O filme nacional, Atena, chega aos cinemas brasileiros no fim de julho de 2025 com a missão de provar, mais uma vez, que o Brasil sabe fazer cinema de gênero com personalidade. Dirigido por Caco Souza (O Faixa Preta, Solteira Quase Surtando), o longa marca a estreia de Enrico Peccin como roteirista de longas e aposta em uma trama densa, corajosa e profundamente atual.
A história se passa em Gramado, no Rio Grande do Sul, cidade mais conhecida pelo seu tradicional festival de cinema. A protagonista é Atena, interpretada por Mel Lisboa em uma das atuações mais intensas da sua carreira. Ela cresceu marcada por traumas: viu a mãe ser agredida pelo pai e também foi vítima de abusos. Já adulta, passa a atrair abusadores em festas e bares para fazer justiça com as próprias mãos.
Com a ajuda do jornalista Carlos (Thiago Fragozo), que começa a investigar seus rastros, a trama se estende até Montevidéu, capital do Uruguai, onde Atena reencontra o pai e mergulha em uma busca por vingança. Ao mesmo tempo, ela se confronta com os fantasmas que nunca foram embora.

Dados armazenados -

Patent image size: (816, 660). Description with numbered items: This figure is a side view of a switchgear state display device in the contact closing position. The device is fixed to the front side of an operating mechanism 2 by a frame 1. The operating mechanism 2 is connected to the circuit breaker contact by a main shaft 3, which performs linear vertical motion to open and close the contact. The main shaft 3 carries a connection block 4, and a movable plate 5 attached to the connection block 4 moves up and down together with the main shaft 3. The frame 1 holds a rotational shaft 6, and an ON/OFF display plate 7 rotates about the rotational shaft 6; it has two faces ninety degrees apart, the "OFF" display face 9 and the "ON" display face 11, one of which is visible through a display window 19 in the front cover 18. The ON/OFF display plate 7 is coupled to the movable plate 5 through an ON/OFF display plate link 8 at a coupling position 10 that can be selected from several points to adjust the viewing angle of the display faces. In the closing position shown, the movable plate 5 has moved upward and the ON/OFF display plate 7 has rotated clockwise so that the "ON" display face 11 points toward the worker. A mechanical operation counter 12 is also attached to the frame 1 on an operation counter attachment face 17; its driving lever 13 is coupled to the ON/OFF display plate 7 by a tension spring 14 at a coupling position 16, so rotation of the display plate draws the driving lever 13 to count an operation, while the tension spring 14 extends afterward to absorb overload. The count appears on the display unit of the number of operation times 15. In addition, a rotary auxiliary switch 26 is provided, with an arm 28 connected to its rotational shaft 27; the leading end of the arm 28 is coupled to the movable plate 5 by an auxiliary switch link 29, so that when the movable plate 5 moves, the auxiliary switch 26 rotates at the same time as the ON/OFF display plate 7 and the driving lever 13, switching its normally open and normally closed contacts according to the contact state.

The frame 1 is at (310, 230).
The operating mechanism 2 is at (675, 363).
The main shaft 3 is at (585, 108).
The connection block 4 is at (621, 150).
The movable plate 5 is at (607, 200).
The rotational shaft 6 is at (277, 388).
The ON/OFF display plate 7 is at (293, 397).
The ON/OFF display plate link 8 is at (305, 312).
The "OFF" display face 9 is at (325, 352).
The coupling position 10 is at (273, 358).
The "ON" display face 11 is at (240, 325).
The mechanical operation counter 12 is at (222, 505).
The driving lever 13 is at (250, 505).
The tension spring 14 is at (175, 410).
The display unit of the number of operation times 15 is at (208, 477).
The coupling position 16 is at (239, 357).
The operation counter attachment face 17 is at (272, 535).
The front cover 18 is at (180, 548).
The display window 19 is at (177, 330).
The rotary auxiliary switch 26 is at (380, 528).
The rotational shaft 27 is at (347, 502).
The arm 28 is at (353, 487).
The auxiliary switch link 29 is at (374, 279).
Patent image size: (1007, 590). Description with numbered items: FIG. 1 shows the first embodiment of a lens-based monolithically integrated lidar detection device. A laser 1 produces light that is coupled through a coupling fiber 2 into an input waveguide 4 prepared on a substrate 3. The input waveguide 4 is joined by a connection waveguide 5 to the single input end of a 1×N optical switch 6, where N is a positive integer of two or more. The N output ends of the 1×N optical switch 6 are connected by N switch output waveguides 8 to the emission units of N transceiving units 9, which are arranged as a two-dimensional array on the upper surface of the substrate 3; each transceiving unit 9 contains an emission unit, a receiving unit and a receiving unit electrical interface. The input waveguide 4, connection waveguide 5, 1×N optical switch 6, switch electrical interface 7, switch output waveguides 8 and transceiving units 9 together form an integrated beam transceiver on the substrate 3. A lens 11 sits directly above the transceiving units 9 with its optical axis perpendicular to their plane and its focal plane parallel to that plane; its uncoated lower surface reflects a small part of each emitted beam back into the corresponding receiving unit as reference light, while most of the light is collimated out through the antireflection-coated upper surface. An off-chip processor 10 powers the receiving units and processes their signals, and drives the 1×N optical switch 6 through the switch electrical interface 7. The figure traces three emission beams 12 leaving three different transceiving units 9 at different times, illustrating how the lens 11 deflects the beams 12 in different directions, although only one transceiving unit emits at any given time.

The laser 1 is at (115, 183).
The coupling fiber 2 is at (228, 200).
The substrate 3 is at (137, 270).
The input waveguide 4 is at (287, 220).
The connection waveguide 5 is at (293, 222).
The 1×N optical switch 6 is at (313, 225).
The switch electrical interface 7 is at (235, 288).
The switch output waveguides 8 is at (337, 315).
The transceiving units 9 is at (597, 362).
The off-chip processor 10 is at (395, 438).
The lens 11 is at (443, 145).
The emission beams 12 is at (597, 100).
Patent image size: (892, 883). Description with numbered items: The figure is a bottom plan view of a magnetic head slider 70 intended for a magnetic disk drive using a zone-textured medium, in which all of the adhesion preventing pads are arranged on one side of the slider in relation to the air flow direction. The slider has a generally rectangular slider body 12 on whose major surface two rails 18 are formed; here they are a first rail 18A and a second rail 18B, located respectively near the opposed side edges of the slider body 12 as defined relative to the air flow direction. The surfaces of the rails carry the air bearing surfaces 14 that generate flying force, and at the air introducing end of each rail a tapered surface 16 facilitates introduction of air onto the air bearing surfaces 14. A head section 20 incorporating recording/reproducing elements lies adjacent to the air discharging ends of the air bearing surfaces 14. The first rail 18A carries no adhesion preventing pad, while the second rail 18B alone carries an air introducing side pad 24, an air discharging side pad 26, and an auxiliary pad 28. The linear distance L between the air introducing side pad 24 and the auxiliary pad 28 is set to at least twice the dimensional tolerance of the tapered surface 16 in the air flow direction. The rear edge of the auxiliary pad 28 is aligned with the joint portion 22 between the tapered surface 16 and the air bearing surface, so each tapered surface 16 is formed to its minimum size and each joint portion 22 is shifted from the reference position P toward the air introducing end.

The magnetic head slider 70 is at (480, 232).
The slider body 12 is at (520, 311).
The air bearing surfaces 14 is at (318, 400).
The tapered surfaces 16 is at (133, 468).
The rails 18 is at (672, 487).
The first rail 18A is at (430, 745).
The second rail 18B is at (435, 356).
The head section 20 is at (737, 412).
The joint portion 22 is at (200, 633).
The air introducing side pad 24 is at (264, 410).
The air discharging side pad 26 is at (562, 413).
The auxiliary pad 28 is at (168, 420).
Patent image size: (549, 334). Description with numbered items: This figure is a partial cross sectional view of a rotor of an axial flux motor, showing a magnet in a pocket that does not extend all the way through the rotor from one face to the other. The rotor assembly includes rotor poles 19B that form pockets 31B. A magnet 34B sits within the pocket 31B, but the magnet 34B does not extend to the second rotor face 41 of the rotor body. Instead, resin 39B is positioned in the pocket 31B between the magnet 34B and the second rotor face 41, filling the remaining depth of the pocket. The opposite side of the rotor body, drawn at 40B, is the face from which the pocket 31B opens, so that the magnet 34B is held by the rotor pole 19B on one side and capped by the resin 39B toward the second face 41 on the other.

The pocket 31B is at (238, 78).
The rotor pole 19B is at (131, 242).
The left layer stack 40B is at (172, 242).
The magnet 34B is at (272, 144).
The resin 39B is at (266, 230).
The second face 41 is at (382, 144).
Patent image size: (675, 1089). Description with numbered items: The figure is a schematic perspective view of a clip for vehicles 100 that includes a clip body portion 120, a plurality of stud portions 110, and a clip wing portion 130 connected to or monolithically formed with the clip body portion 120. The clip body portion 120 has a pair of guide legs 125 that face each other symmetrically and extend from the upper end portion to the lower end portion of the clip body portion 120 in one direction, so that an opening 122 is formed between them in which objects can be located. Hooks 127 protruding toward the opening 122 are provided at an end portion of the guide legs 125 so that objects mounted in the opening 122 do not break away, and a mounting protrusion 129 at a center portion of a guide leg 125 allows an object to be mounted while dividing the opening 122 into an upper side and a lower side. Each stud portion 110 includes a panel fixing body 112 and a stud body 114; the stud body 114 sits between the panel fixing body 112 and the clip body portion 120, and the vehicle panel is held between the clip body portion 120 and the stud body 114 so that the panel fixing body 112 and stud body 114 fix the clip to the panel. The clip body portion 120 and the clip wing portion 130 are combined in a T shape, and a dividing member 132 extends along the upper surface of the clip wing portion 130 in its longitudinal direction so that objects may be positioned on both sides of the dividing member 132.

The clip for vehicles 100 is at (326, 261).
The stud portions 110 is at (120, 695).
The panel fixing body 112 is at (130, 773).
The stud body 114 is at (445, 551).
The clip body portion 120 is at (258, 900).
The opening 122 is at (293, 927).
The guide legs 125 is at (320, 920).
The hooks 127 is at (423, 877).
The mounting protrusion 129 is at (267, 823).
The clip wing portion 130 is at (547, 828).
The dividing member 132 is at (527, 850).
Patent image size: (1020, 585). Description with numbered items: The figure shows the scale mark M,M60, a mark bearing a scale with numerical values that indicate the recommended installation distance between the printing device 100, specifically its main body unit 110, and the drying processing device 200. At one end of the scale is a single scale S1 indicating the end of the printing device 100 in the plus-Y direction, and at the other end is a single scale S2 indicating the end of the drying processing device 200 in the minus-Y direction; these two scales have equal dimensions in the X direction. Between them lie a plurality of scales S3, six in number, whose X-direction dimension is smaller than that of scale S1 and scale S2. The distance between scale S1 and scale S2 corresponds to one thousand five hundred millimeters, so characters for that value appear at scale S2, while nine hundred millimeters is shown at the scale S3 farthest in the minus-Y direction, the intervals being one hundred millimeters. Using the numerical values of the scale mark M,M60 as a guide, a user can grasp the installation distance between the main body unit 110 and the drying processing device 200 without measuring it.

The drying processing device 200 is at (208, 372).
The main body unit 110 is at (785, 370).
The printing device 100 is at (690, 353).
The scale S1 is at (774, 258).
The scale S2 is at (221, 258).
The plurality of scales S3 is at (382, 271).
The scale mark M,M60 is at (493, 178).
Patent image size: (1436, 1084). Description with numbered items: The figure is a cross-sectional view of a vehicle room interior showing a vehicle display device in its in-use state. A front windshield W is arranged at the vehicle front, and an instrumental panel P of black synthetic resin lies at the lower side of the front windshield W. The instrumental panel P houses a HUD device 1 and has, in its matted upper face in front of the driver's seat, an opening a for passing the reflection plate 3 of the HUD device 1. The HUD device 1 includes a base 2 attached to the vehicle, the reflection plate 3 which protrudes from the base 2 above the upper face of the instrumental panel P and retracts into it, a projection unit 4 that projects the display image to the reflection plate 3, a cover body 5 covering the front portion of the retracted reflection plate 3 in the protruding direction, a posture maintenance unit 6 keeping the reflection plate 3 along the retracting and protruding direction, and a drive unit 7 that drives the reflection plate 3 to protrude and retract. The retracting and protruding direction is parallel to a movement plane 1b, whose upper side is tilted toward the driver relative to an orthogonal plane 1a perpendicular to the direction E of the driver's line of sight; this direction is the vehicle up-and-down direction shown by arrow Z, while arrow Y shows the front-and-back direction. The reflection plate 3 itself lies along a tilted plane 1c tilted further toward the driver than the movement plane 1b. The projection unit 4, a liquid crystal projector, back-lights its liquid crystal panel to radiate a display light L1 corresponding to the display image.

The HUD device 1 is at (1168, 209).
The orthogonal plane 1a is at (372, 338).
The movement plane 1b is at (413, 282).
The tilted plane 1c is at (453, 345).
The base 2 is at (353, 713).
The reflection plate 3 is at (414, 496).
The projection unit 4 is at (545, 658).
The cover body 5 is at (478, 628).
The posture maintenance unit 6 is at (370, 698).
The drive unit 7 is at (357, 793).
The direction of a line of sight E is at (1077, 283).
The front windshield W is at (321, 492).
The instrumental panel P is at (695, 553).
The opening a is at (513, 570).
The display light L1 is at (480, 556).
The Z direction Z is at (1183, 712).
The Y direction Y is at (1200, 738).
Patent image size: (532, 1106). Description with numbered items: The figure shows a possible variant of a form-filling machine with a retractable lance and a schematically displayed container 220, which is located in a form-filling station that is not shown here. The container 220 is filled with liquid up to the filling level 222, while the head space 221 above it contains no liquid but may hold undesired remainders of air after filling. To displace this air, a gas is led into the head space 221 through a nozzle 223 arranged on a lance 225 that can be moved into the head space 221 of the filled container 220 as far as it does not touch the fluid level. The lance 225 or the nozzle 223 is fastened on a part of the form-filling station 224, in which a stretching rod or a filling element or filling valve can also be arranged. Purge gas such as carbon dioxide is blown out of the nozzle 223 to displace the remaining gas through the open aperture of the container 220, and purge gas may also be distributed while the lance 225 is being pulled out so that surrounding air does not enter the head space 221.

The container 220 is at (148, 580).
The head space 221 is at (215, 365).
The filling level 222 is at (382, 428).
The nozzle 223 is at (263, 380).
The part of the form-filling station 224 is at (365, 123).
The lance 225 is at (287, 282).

Instruções das tarefas -
1. Responda com base no texto sobre o filme Atena:
(a) Quem dirige o filme?
(b) Em que cidade do Rio Grande do Sul se passa a história?
(c) Qual é a profissão de Carlos, o personagem de Thiago Fragozo?
2. Reproduza sem alterações o trecho do texto sobre o filme Atena que começa nas palavras "A história se" e termina depois de "as próprias mãos.".
3. Retome o texto sobre o filme Atena e continue-o a partir da última frase apresentada.
O material não é usado em nenhuma das tarefas.

Respostas da atividade -
1.
(a) Caco Souza.
(b) Gramado.
(c) Jornalista.

2.
A história se passa em Gramado, no Rio Grande do Sul, cidade mais conhecida pelo seu tradicional festival de cinema. A protagonista é Atena, interpretada por Mel Lisboa em uma das atuações mais intensas da sua carreira. Ela cresceu marcada por traumas: viu a mãe ser agredida pelo pai e também foi vítima de abusos. Já adulta, passa a atrair abusadores em festas e bares para fazer justiça com as próprias mãos.

3.
O cinema brasileiro vive um de seus melhores momentos em anos. O Oscar de Ainda Estou Aqui e sucessos como O Auto da Compadecida 2, Homem com H e Vitória mostram que o público está cada vez mais aberto a diferentes gêneros e abordagens. Mesmo assim, ainda existe resistência e preconceito. Muitos associam o cinema nacional apenas a comédias ou histórias urbanas, o que não representa a diversidade real da nossa produção. Se Hollywood sempre fez ótimos suspenses e thrillers, por que o Brasil não poderia também?
Atena não é brilhante, mas é firme na proposta e corajoso na escolha do tema. Em seus 90 minutos, trata de questões urgentes como feminicídio, violência doméstica e saúde mental. Não é um filme fácil, mas é necessário. E merece ser visto e debatido.

As comparações com Bela Vingança são inevitáveis. Assim como no longa estrelado por Carey Mulligan, aqui também acompanhamos uma mulher que atrai abusadores em festas para aplicar o bote final. Mas Atena aposta em uma abordagem mais direta, trágica e investigativa. É um filme sério, com cenas gráficas e gatilhos evidentes. O roteiro não romantiza a violência e também oferece espaço para o personagem de Thiago Fragozo, um jornalista que entende as motivações de Atena, mesmo discordando de seus métodos.
Mel Lisboa entrega uma personagem potente. Atena é o retrato de uma mulher que cresceu cercada de violência, revolta e silêncio. Uma mulher que entende que o sistema falha com as vítimas e que, muitas vezes, só resta a ação individual. Ela é dor e reação, mas também é consciência. Um símbolo de um tempo que exige mais escuta e menos conivência.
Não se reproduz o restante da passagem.